● **Exercise**
Every line below that holds the string "grid" should be copied out.

● **Dataset extract**
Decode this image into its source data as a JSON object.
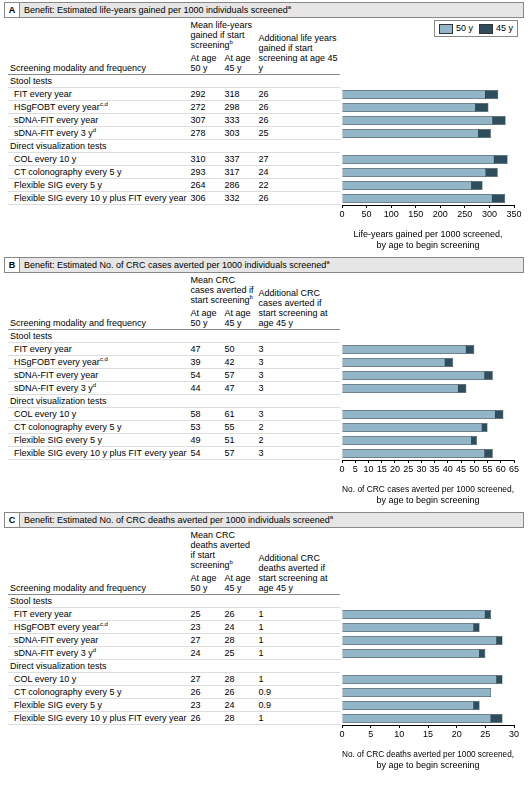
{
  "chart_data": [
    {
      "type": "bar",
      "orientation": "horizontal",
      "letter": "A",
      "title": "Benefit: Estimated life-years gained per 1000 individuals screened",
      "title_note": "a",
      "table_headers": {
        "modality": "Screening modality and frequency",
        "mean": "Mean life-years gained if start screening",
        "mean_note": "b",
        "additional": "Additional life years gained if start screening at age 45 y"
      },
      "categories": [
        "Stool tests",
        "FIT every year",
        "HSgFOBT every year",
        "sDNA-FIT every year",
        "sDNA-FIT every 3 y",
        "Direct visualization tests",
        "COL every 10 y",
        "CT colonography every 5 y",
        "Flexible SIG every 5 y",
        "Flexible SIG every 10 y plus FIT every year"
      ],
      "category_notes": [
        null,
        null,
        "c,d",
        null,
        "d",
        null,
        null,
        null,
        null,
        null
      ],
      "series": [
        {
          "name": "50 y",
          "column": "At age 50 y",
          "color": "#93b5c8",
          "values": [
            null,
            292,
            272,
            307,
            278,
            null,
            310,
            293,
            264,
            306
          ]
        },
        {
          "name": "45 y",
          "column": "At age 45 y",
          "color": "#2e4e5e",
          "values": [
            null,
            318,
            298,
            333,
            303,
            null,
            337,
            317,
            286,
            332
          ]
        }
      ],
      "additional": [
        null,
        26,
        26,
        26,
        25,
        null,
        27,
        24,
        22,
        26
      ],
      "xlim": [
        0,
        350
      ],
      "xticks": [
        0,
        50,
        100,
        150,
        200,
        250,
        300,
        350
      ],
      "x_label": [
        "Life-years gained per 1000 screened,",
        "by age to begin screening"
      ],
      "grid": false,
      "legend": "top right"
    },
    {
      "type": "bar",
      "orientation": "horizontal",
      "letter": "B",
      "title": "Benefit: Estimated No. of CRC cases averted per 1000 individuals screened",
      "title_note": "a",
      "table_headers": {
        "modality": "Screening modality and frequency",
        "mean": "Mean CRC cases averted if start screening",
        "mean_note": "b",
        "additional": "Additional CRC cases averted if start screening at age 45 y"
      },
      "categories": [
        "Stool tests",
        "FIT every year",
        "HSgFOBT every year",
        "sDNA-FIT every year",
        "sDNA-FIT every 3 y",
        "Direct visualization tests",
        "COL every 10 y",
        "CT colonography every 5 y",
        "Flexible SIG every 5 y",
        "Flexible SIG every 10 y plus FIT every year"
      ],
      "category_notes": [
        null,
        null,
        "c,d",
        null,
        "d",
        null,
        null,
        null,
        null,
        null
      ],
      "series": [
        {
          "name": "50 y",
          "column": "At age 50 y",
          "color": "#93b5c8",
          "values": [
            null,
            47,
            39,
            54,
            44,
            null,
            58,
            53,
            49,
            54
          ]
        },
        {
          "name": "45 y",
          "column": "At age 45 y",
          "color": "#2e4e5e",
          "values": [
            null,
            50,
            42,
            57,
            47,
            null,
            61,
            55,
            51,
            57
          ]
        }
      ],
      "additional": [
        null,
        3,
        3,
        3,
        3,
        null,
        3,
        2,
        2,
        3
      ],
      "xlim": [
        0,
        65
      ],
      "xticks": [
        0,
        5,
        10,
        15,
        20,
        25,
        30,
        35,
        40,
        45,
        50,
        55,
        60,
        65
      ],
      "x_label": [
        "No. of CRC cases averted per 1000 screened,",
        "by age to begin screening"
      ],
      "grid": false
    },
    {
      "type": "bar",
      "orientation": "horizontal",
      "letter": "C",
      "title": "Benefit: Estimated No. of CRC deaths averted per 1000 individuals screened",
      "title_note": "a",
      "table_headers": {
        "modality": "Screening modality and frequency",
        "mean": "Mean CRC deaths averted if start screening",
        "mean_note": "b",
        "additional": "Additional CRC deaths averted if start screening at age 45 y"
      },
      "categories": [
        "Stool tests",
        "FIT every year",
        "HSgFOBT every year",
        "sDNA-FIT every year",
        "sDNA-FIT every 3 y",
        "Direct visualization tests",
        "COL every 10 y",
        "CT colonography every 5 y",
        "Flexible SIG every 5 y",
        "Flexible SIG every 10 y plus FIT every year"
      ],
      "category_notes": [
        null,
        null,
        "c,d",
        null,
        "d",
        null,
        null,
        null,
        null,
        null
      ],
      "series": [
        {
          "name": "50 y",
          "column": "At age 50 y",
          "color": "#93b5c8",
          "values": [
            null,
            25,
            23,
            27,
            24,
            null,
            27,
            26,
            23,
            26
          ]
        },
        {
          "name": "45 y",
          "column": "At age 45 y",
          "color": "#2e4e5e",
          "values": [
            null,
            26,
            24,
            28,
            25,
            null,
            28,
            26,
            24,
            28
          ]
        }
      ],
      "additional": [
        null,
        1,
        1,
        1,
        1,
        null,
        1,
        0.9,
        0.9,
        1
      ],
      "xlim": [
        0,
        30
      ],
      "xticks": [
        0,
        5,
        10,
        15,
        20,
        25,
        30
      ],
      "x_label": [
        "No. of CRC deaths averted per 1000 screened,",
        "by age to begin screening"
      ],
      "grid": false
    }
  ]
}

* * *

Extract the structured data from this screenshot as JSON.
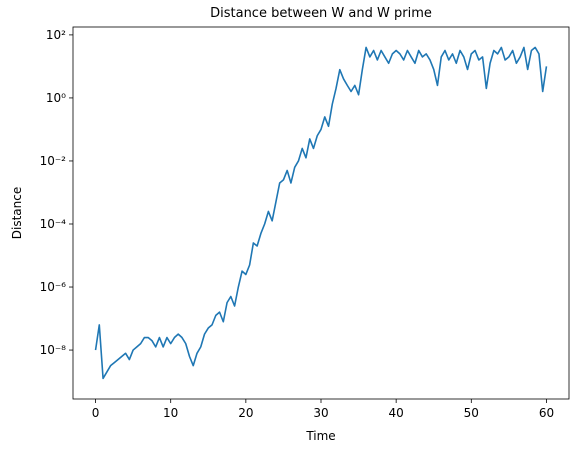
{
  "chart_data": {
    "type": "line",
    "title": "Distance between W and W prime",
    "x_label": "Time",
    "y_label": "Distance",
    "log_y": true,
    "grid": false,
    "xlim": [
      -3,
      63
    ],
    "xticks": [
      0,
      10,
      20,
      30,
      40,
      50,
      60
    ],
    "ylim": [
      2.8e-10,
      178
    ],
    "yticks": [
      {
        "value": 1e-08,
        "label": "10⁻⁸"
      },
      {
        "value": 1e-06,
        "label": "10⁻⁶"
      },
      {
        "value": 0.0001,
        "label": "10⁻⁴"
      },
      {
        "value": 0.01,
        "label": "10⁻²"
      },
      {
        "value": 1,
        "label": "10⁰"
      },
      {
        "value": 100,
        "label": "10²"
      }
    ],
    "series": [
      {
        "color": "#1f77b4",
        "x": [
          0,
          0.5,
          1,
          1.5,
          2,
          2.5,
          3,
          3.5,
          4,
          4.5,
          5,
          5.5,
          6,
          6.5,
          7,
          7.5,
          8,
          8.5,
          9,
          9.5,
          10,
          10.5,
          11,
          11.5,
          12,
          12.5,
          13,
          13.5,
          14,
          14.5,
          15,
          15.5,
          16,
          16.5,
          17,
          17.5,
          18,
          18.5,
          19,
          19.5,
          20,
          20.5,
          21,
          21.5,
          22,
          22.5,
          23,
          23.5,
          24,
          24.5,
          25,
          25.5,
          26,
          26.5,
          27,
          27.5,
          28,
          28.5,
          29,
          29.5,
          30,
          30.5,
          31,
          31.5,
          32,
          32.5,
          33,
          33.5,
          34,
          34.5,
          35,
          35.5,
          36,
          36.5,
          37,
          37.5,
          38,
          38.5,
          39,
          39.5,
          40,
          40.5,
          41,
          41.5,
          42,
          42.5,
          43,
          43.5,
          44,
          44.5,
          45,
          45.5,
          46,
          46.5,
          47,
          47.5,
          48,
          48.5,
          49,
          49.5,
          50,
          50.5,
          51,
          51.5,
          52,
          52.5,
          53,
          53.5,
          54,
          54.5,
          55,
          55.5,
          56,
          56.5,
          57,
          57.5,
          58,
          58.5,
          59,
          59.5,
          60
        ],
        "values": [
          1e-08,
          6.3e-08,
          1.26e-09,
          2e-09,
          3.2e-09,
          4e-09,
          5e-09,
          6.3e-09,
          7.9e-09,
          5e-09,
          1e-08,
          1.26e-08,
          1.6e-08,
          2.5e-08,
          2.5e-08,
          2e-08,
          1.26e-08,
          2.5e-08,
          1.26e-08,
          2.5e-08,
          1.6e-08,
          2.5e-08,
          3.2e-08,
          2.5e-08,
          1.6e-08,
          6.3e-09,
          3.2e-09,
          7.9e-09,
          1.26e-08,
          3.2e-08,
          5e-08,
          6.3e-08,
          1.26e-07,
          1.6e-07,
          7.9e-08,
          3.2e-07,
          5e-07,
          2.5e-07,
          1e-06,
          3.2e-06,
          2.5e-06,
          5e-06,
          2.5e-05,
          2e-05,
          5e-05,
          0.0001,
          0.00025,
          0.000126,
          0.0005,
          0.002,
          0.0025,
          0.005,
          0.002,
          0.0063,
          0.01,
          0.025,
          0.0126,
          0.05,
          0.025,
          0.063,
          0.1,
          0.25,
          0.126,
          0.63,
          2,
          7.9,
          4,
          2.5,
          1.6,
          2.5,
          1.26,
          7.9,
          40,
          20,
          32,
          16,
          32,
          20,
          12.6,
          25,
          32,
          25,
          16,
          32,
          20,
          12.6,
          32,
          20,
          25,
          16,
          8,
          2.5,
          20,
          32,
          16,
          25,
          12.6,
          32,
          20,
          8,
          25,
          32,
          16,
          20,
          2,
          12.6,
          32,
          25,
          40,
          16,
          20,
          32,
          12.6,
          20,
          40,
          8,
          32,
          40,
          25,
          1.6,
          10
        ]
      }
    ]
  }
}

● **Complete answer**
      "grid": false,
      "grid": false
      "grid": false
    "grid": false,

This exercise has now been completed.